DATA ROWS ->
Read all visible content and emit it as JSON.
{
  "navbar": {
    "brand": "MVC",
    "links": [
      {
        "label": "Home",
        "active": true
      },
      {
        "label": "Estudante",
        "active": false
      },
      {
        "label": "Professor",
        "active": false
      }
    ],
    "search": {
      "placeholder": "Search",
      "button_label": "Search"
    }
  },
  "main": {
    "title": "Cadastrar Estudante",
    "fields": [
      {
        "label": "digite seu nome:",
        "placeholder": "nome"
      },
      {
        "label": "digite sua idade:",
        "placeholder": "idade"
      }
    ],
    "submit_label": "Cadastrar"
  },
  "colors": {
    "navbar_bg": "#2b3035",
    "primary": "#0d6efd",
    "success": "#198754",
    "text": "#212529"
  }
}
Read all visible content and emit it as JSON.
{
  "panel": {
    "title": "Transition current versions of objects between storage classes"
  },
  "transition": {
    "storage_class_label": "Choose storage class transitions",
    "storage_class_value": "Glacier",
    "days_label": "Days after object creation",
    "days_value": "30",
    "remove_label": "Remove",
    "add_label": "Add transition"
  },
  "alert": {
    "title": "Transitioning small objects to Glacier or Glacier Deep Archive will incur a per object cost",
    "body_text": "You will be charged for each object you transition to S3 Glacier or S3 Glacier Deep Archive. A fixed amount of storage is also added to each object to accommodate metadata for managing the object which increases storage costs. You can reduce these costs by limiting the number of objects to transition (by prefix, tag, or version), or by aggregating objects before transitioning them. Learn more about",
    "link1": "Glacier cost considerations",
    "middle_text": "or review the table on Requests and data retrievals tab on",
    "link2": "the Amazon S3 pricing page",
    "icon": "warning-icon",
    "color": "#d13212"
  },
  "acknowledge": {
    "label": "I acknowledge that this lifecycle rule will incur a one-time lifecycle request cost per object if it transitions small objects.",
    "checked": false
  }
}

WRITTEN PROBLEM -> Reproduce the data shown above exactly.

CORRECT RESULT ->
Read all visible content and emit it as JSON.
{
  "navbar": {
    "brand": "MVC",
    "links": [
      {
        "label": "Home",
        "active": true
      },
      {
        "label": "Estudante",
        "active": false
      },
      {
        "label": "Professor",
        "active": false
      }
    ],
    "search": {
      "placeholder": "Search",
      "button_label": "Search"
    }
  },
  "main": {
    "title": "Cadastrar Estudante",
    "fields": [
      {
        "label": "digite seu nome:",
        "placeholder": "nome"
      },
      {
        "label": "digite sua idade:",
        "placeholder": "idade"
      }
    ],
    "submit_label": "Cadastrar"
  },
  "colors": {
    "navbar_bg": "#2b3035",
    "primary": "#0d6efd",
    "success": "#198754",
    "text": "#212529"
  }
}
Read all visible content and emit it as JSON.
{
  "panel": {
    "title": "Transition current versions of objects between storage classes"
  },
  "transition": {
    "storage_class_label": "Choose storage class transitions",
    "storage_class_value": "Glacier",
    "days_label": "Days after object creation",
    "days_value": "30",
    "remove_label": "Remove",
    "add_label": "Add transition"
  },
  "alert": {
    "title": "Transitioning small objects to Glacier or Glacier Deep Archive will incur a per object cost",
    "body_text": "You will be charged for each object you transition to S3 Glacier or S3 Glacier Deep Archive. A fixed amount of storage is also added to each object to accommodate metadata for managing the object which increases storage costs. You can reduce these costs by limiting the number of objects to transition (by prefix, tag, or version), or by aggregating objects before transitioning them. Learn more about",
    "link1": "Glacier cost considerations",
    "middle_text": "or review the table on Requests and data retrievals tab on",
    "link2": "the Amazon S3 pricing page",
    "icon": "warning-icon",
    "color": "#d13212"
  },
  "acknowledge": {
    "label": "I acknowledge that this lifecycle rule will incur a one-time lifecycle request cost per object if it transitions small objects.",
    "checked": false
  }
}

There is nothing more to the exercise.